__Set exercise__
Take every line that has the string "style" and copy it out.
[Start Material]
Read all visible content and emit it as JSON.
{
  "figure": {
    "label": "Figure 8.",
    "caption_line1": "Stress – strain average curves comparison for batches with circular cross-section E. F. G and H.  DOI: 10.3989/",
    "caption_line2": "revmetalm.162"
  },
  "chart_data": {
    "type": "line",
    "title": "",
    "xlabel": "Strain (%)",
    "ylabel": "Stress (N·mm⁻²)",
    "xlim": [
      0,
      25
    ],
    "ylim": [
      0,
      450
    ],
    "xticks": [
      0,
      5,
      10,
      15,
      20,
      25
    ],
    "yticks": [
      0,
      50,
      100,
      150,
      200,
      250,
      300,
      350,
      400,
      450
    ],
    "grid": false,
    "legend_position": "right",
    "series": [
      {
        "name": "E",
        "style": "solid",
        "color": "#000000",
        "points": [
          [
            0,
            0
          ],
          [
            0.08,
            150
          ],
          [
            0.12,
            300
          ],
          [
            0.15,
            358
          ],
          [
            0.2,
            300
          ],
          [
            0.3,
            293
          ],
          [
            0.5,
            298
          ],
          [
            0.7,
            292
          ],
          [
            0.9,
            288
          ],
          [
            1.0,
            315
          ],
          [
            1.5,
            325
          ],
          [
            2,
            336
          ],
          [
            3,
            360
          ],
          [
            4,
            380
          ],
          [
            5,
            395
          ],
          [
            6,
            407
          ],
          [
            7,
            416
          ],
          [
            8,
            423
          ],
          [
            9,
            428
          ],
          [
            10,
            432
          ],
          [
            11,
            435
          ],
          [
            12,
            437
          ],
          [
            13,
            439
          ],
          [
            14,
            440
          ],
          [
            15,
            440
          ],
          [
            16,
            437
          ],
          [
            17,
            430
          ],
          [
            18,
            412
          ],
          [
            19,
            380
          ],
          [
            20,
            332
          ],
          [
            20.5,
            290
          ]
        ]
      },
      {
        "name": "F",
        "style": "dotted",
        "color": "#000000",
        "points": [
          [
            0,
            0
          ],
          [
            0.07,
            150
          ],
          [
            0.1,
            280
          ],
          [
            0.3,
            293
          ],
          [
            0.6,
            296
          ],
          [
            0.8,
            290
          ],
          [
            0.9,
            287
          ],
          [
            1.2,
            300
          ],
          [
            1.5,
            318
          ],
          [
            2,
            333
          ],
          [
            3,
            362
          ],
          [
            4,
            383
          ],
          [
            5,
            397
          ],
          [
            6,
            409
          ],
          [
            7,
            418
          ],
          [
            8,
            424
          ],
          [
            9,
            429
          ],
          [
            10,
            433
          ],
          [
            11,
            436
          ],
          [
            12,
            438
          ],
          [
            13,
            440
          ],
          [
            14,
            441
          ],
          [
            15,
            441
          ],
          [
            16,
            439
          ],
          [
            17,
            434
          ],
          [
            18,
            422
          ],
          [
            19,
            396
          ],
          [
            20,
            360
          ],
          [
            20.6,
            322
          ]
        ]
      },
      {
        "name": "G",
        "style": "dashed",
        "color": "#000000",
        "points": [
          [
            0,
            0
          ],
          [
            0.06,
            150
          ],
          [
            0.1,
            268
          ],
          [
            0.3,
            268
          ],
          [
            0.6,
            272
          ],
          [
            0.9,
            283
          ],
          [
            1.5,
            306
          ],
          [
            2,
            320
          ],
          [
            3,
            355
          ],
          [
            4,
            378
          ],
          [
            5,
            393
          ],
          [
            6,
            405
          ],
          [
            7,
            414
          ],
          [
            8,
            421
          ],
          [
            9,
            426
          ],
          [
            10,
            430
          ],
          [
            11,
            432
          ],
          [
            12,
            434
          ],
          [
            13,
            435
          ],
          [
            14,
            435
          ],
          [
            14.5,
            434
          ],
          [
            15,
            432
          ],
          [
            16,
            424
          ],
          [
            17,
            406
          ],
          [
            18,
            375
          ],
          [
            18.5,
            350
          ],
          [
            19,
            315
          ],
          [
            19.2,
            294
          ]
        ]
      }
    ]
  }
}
[End Material]
[Start Material]
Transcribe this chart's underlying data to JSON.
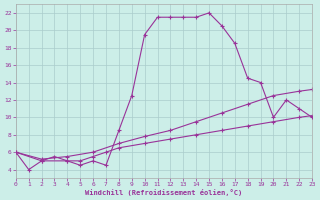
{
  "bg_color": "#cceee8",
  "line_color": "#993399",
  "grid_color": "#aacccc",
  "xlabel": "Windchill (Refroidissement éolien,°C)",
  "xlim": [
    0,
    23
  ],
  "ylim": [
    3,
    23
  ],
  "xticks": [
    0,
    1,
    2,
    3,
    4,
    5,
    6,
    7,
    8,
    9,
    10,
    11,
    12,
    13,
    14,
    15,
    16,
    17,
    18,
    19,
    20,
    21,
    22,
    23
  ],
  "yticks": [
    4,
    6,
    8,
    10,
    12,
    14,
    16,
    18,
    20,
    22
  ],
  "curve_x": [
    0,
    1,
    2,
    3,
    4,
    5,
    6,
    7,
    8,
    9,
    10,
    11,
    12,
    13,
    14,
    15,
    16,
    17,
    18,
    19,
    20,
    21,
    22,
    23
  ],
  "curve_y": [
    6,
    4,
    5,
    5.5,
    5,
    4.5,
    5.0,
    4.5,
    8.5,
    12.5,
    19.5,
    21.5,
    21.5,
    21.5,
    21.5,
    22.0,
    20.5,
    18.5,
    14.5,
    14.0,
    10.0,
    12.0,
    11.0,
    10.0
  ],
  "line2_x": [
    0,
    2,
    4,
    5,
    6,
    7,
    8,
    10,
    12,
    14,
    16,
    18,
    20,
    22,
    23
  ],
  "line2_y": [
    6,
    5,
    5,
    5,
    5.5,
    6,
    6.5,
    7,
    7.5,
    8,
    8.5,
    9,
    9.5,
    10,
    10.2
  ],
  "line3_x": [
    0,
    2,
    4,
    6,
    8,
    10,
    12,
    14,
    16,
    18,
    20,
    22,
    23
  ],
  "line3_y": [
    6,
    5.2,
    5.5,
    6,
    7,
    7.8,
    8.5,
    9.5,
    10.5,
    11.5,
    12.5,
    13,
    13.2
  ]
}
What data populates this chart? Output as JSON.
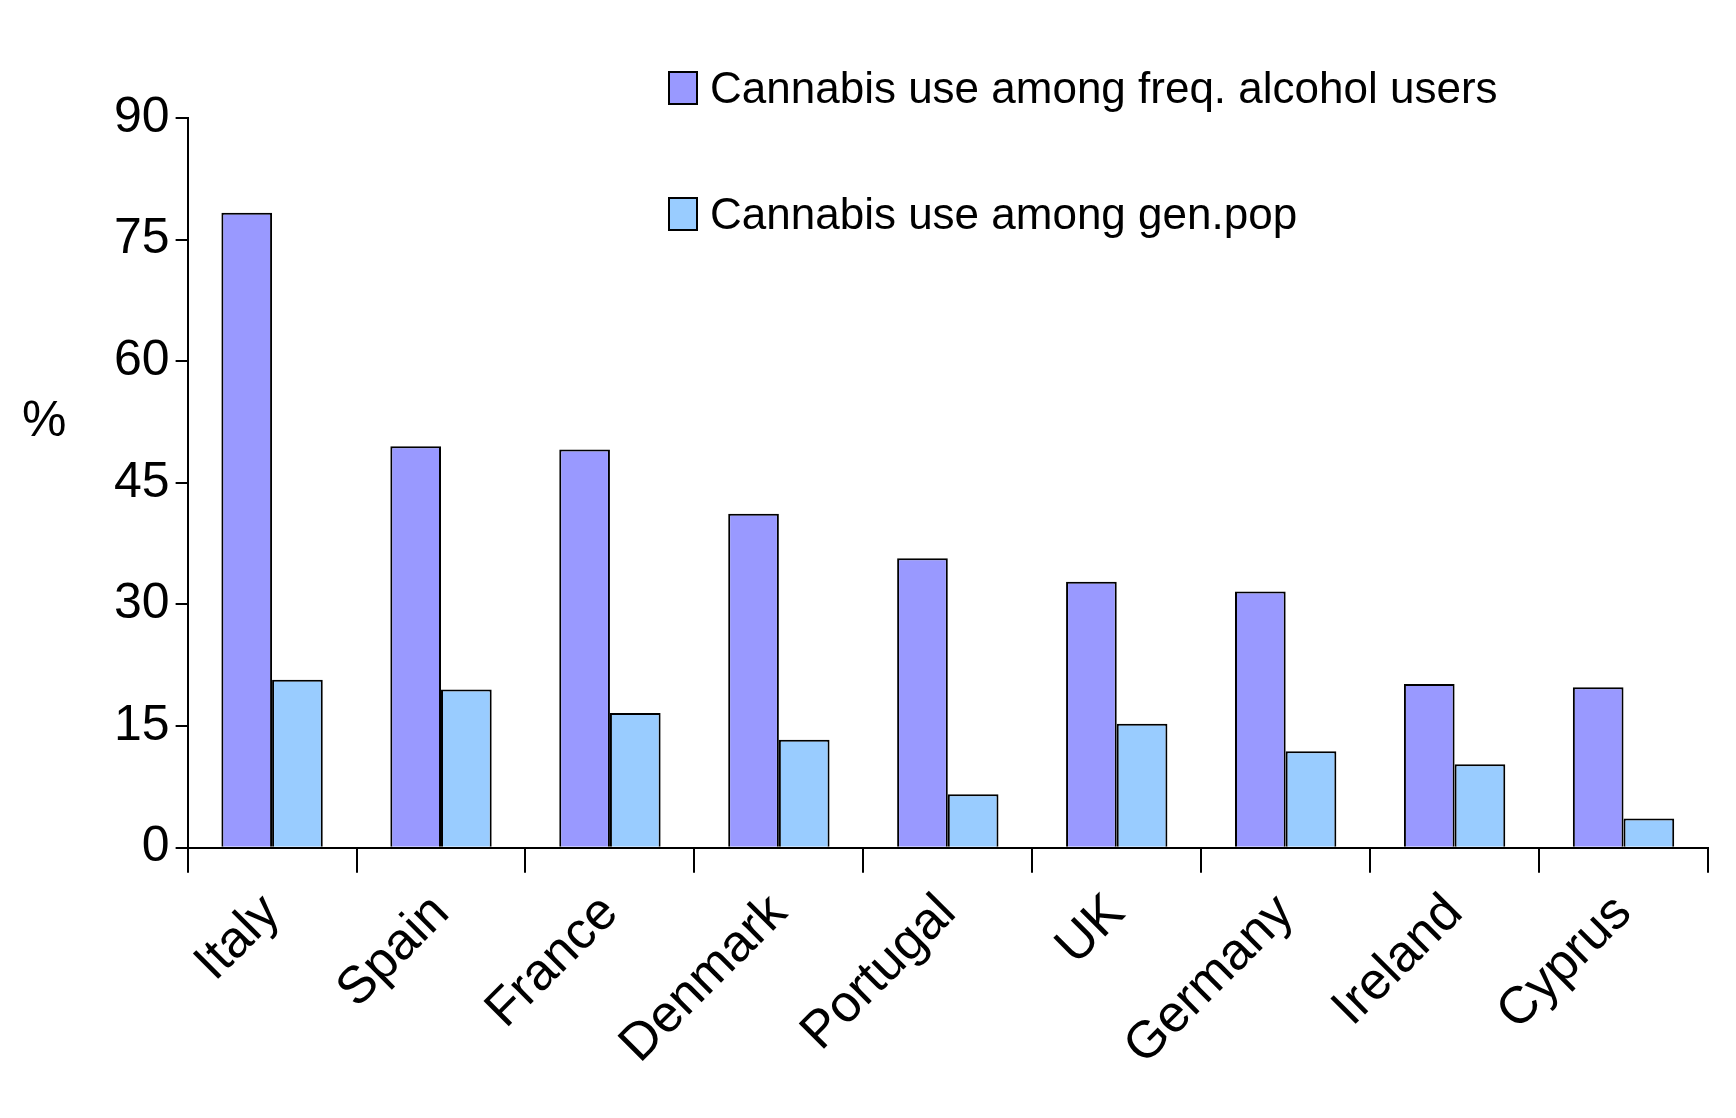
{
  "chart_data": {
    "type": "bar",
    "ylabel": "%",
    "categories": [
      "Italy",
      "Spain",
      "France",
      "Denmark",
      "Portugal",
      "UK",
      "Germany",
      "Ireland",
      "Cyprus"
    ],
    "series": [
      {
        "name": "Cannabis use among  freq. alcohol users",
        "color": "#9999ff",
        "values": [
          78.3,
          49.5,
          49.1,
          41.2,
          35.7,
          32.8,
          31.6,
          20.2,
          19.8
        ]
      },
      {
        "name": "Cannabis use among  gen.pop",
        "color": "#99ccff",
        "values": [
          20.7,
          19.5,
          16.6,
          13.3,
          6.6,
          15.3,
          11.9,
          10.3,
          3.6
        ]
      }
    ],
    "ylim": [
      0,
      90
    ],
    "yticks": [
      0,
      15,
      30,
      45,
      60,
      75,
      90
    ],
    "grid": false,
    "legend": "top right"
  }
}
[End Material]
[Start Material]
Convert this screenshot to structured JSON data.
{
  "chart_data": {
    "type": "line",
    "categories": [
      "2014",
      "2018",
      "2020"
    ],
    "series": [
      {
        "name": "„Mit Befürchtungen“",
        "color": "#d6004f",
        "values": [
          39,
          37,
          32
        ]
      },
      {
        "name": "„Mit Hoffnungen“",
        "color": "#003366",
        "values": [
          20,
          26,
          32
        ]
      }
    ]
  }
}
[End Material]
__Result of this exercise__
        "style": "solid",
        "style": "dotted",
        "style": "dashed",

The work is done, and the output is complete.